====== ITEMS ======

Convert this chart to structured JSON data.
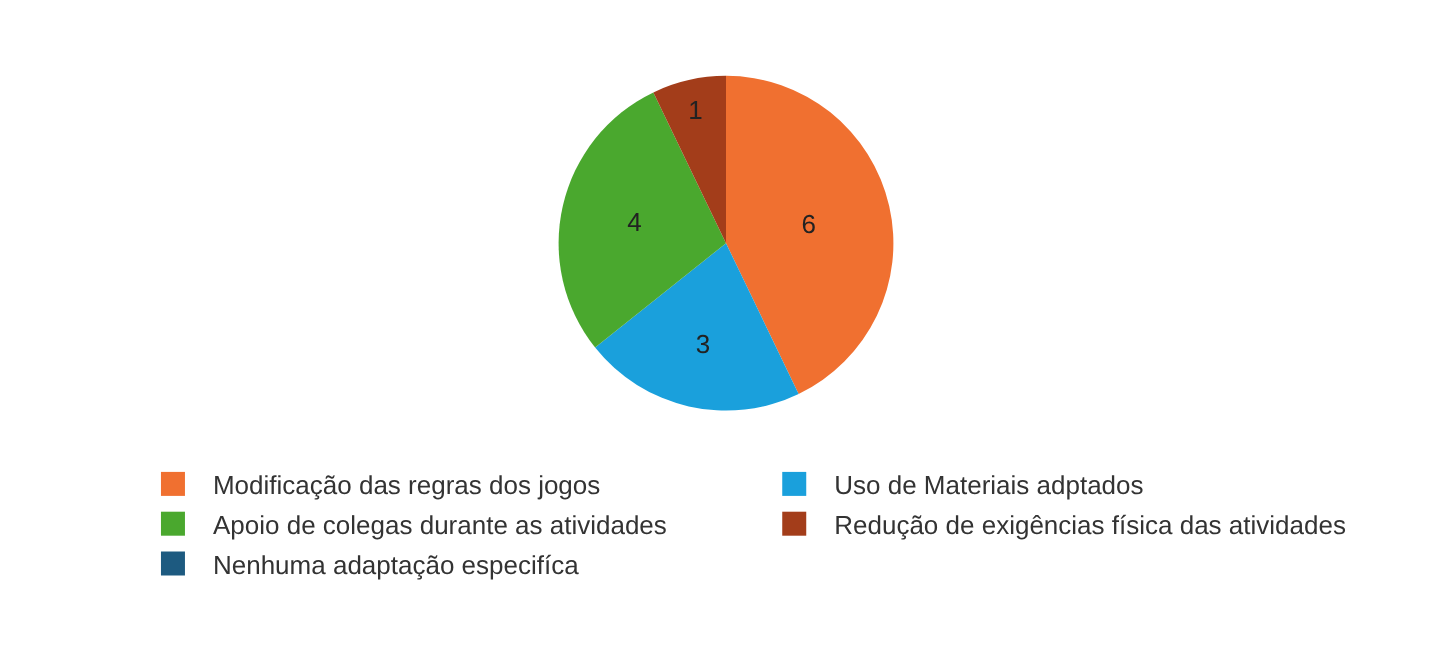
{
  "chart_data": {
    "type": "pie",
    "categories": [
      "Modificação das regras dos jogos",
      "Uso de Materiais adptados",
      "Apoio de colegas durante as atividades",
      "Redução de exigências física das atividades",
      "Nenhuma adaptação especifíca"
    ],
    "values": [
      6,
      3,
      4,
      1,
      0
    ],
    "colors": [
      "#f07030",
      "#1aa0dc",
      "#4aa82e",
      "#a33d1a",
      "#1d5a80"
    ],
    "data_labels": true,
    "legend": "bottom"
  }
}
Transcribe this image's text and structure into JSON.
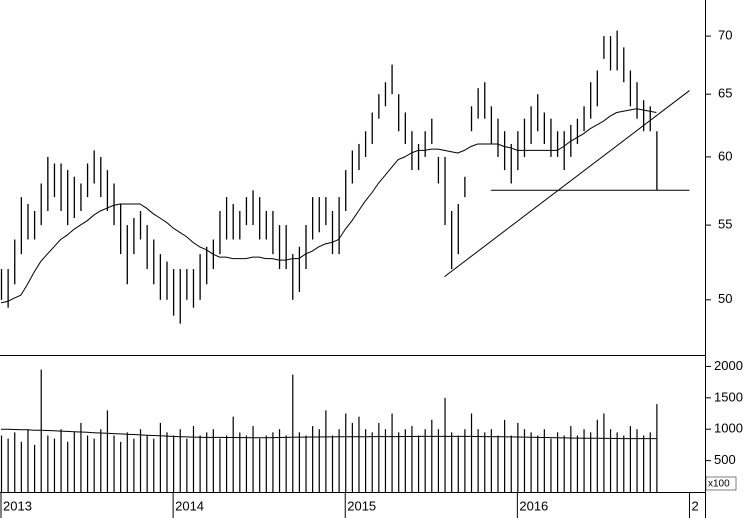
{
  "chart_data": [
    {
      "type": "ohlc",
      "log_scale": true,
      "color": "#000000",
      "categories": [
        "2013",
        null,
        null,
        null,
        null,
        null,
        null,
        null,
        null,
        null,
        null,
        null,
        null,
        null,
        null,
        null,
        null,
        null,
        null,
        null,
        null,
        null,
        null,
        null,
        null,
        null,
        "2014",
        null,
        null,
        null,
        null,
        null,
        null,
        null,
        null,
        null,
        null,
        null,
        null,
        null,
        null,
        null,
        null,
        null,
        null,
        null,
        null,
        null,
        null,
        null,
        null,
        null,
        "2015",
        null,
        null,
        null,
        null,
        null,
        null,
        null,
        null,
        null,
        null,
        null,
        null,
        null,
        null,
        null,
        null,
        null,
        null,
        null,
        null,
        null,
        null,
        null,
        null,
        null,
        "2016",
        null,
        null,
        null,
        null,
        null,
        null,
        null,
        null,
        null,
        null,
        null,
        null,
        null,
        null,
        null,
        null,
        null,
        null,
        null,
        null,
        null,
        null,
        null,
        null,
        null,
        "2"
      ],
      "high": [
        52,
        52,
        54,
        57,
        56.5,
        56,
        58,
        60,
        59.5,
        59.5,
        59,
        58.5,
        58,
        59.5,
        60.5,
        60,
        59,
        58,
        56.5,
        55,
        55.5,
        56,
        55,
        54,
        53,
        52.5,
        52,
        52,
        52,
        52,
        53,
        53.5,
        54,
        56,
        57,
        56.5,
        56,
        57,
        57.5,
        57,
        56,
        56,
        55,
        55,
        53,
        53.5,
        55,
        57,
        57,
        57,
        56,
        57,
        59,
        60.5,
        61,
        62,
        63.5,
        65,
        66,
        67.5,
        65,
        63.5,
        62,
        61,
        62,
        63,
        60,
        60,
        56,
        56.5,
        58.5,
        64,
        65.5,
        66,
        64,
        63,
        62,
        61,
        62,
        63,
        64,
        65,
        63.5,
        63,
        62,
        62,
        62.5,
        63,
        64,
        66,
        67,
        70,
        70,
        70.5,
        69,
        67,
        66,
        64.5,
        64,
        62,
        null,
        null,
        null,
        null,
        null
      ],
      "low": [
        50,
        49.5,
        51,
        53,
        54,
        54,
        55,
        56,
        57,
        56,
        55,
        55.5,
        56,
        57,
        58,
        57,
        56,
        55,
        53,
        51,
        53,
        54,
        52,
        51,
        50,
        50,
        49,
        48.5,
        50,
        49.5,
        50,
        51,
        52,
        53,
        54,
        54,
        54,
        55,
        55,
        54,
        54,
        53,
        52,
        52,
        50,
        50.5,
        52,
        54,
        54.5,
        55,
        53,
        53,
        56,
        58,
        59,
        60,
        61,
        63,
        64,
        65,
        62,
        61,
        59,
        59,
        60,
        61,
        58,
        55,
        52,
        53,
        57,
        62,
        63,
        63,
        61,
        60,
        59,
        58,
        59,
        60,
        61,
        62,
        61,
        60,
        60,
        59,
        60,
        61,
        62,
        63,
        64,
        68,
        67,
        67,
        66,
        64,
        63,
        62,
        62,
        57.5,
        null,
        null,
        null,
        null,
        null
      ],
      "moving_average": [
        49.8,
        49.9,
        50.1,
        50.3,
        51.0,
        51.8,
        52.5,
        53.0,
        53.5,
        54.0,
        54.3,
        54.7,
        55.0,
        55.3,
        55.7,
        56.0,
        56.2,
        56.4,
        56.5,
        56.5,
        56.5,
        56.5,
        56.2,
        55.8,
        55.5,
        55.2,
        54.8,
        54.5,
        54.2,
        53.8,
        53.5,
        53.3,
        53.0,
        52.8,
        52.8,
        52.7,
        52.7,
        52.7,
        52.8,
        52.8,
        52.7,
        52.7,
        52.6,
        52.6,
        52.7,
        52.7,
        53.0,
        53.2,
        53.5,
        53.7,
        53.8,
        54.0,
        54.7,
        55.3,
        56.0,
        56.7,
        57.3,
        58.0,
        58.6,
        59.2,
        59.8,
        60.0,
        60.3,
        60.5,
        60.5,
        60.6,
        60.6,
        60.5,
        60.4,
        60.3,
        60.5,
        60.8,
        61.0,
        61.0,
        61.0,
        61.0,
        60.8,
        60.7,
        60.5,
        60.5,
        60.5,
        60.5,
        60.5,
        60.5,
        60.5,
        60.8,
        61.2,
        61.5,
        61.8,
        62.2,
        62.5,
        62.8,
        63.2,
        63.5,
        63.6,
        63.7,
        63.8,
        63.7,
        63.6,
        63.5,
        null,
        null,
        null,
        null,
        null
      ],
      "trendlines": [
        {
          "x": [
            67,
            104
          ],
          "values": [
            51.5,
            65.3
          ]
        },
        {
          "x": [
            74,
            104
          ],
          "values": [
            57.5,
            57.5
          ]
        }
      ],
      "ylim": [
        46.6,
        73.3
      ],
      "yticks": [
        50,
        55,
        60,
        65,
        70
      ]
    },
    {
      "type": "bar",
      "color": "#000000",
      "unit_label": "x100",
      "values": [
        900,
        850,
        950,
        800,
        1000,
        750,
        1950,
        900,
        850,
        1000,
        800,
        950,
        1100,
        900,
        850,
        1000,
        1300,
        900,
        800,
        950,
        850,
        1000,
        900,
        850,
        1100,
        950,
        900,
        1000,
        850,
        1050,
        900,
        950,
        1000,
        850,
        900,
        1200,
        950,
        900,
        1050,
        850,
        900,
        950,
        1000,
        900,
        1870,
        950,
        900,
        1050,
        1000,
        1300,
        900,
        1000,
        1250,
        1100,
        1200,
        1000,
        950,
        1100,
        1000,
        1250,
        950,
        1000,
        1050,
        900,
        1000,
        1150,
        1000,
        1500,
        950,
        900,
        1000,
        1250,
        1000,
        950,
        1000,
        900,
        1150,
        900,
        1100,
        1000,
        950,
        900,
        1000,
        850,
        950,
        900,
        1050,
        900,
        1000,
        950,
        1150,
        1250,
        1000,
        950,
        900,
        1050,
        1000,
        900,
        950,
        1400,
        null,
        null,
        null,
        null,
        null
      ],
      "moving_average": [
        1000,
        1000,
        995,
        990,
        990,
        985,
        985,
        980,
        975,
        970,
        965,
        960,
        955,
        950,
        945,
        940,
        935,
        930,
        925,
        920,
        915,
        910,
        905,
        900,
        895,
        890,
        885,
        880,
        878,
        875,
        872,
        870,
        870,
        870,
        868,
        868,
        866,
        866,
        865,
        865,
        865,
        866,
        868,
        870,
        872,
        874,
        875,
        876,
        876,
        877,
        878,
        879,
        880,
        880,
        880,
        881,
        882,
        882,
        882,
        883,
        883,
        884,
        884,
        885,
        885,
        885,
        885,
        886,
        886,
        886,
        886,
        885,
        884,
        883,
        882,
        881,
        880,
        878,
        876,
        874,
        872,
        870,
        868,
        866,
        864,
        862,
        860,
        858,
        857,
        856,
        855,
        854,
        853,
        852,
        851,
        851,
        850,
        850,
        850,
        850,
        null,
        null,
        null,
        null,
        null
      ],
      "ylim": [
        0,
        2150
      ],
      "yticks": [
        500,
        1000,
        1500,
        2000
      ]
    }
  ]
}
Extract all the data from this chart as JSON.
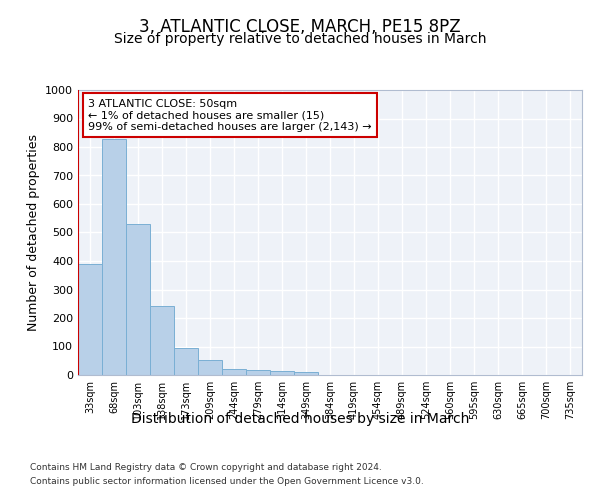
{
  "title": "3, ATLANTIC CLOSE, MARCH, PE15 8PZ",
  "subtitle": "Size of property relative to detached houses in March",
  "xlabel": "Distribution of detached houses by size in March",
  "ylabel": "Number of detached properties",
  "categories": [
    "33sqm",
    "68sqm",
    "103sqm",
    "138sqm",
    "173sqm",
    "209sqm",
    "244sqm",
    "279sqm",
    "314sqm",
    "349sqm",
    "384sqm",
    "419sqm",
    "454sqm",
    "489sqm",
    "524sqm",
    "560sqm",
    "595sqm",
    "630sqm",
    "665sqm",
    "700sqm",
    "735sqm"
  ],
  "values": [
    390,
    828,
    530,
    242,
    96,
    52,
    22,
    18,
    14,
    10,
    0,
    0,
    0,
    0,
    0,
    0,
    0,
    0,
    0,
    0,
    0
  ],
  "bar_color": "#b8d0e8",
  "bar_edge_color": "#7aafd4",
  "subject_line_color": "#cc0000",
  "annotation_box_text": "3 ATLANTIC CLOSE: 50sqm\n← 1% of detached houses are smaller (15)\n99% of semi-detached houses are larger (2,143) →",
  "annotation_box_color": "#cc0000",
  "ylim": [
    0,
    1000
  ],
  "yticks": [
    0,
    100,
    200,
    300,
    400,
    500,
    600,
    700,
    800,
    900,
    1000
  ],
  "background_color": "#eef2f8",
  "grid_color": "#ffffff",
  "footer_line1": "Contains HM Land Registry data © Crown copyright and database right 2024.",
  "footer_line2": "Contains public sector information licensed under the Open Government Licence v3.0.",
  "title_fontsize": 12,
  "subtitle_fontsize": 10,
  "xlabel_fontsize": 10,
  "ylabel_fontsize": 9
}
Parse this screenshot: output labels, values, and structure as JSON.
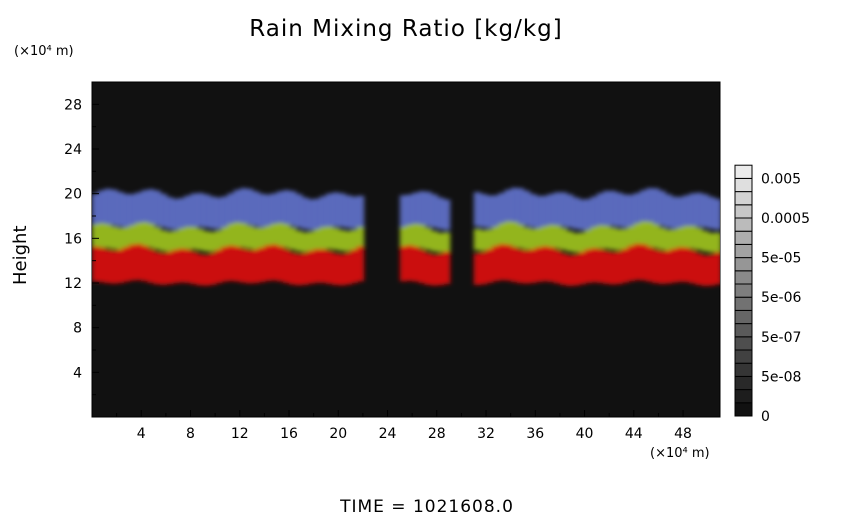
{
  "chart_data": {
    "type": "heatmap",
    "title": "Rain Mixing Ratio [kg/kg]",
    "ylabel": "Height",
    "x_unit": "(×10⁴ m)",
    "y_unit": "(×10⁴ m)",
    "xlim": [
      0,
      51
    ],
    "ylim": [
      0,
      30
    ],
    "x_ticks": [
      "4",
      "8",
      "12",
      "16",
      "20",
      "24",
      "28",
      "32",
      "36",
      "40",
      "44",
      "48"
    ],
    "y_ticks": [
      "4",
      "8",
      "12",
      "16",
      "20",
      "24",
      "28"
    ],
    "colorbar": {
      "labels": [
        "0",
        "5e-08",
        "5e-07",
        "5e-06",
        "5e-05",
        "0.0005",
        "0.005"
      ],
      "scale": "log"
    },
    "background": "#111111",
    "layers": [
      {
        "color": "#d81010",
        "y_range": [
          12,
          15
        ]
      },
      {
        "color": "#9cc020",
        "y_range": [
          15,
          17
        ]
      },
      {
        "color": "#6070c8",
        "y_range": [
          17,
          20
        ]
      }
    ],
    "gaps_x": [
      [
        22,
        25
      ],
      [
        29,
        31
      ]
    ],
    "footer": "TIME = 1021608.0"
  }
}
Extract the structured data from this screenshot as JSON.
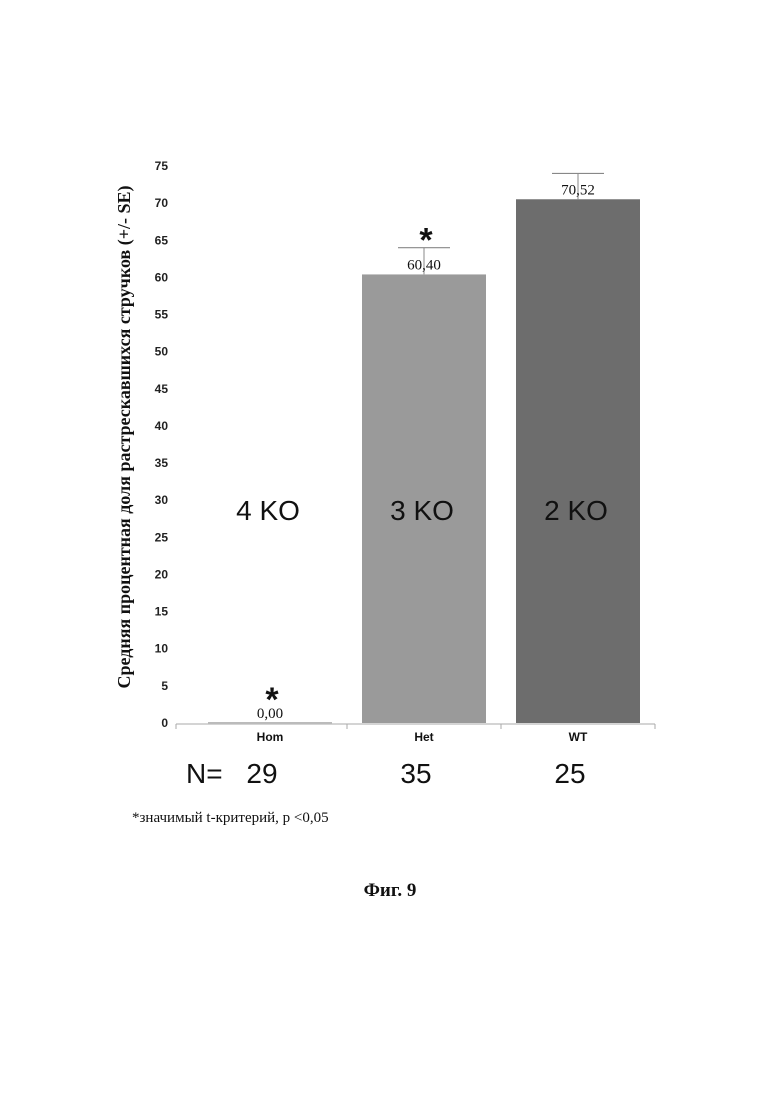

======

- _CHALLENGE_:
Reply with the number of lines in the data that include the string "atividades" and nothing else.

- _FULL SOLUTION_:
2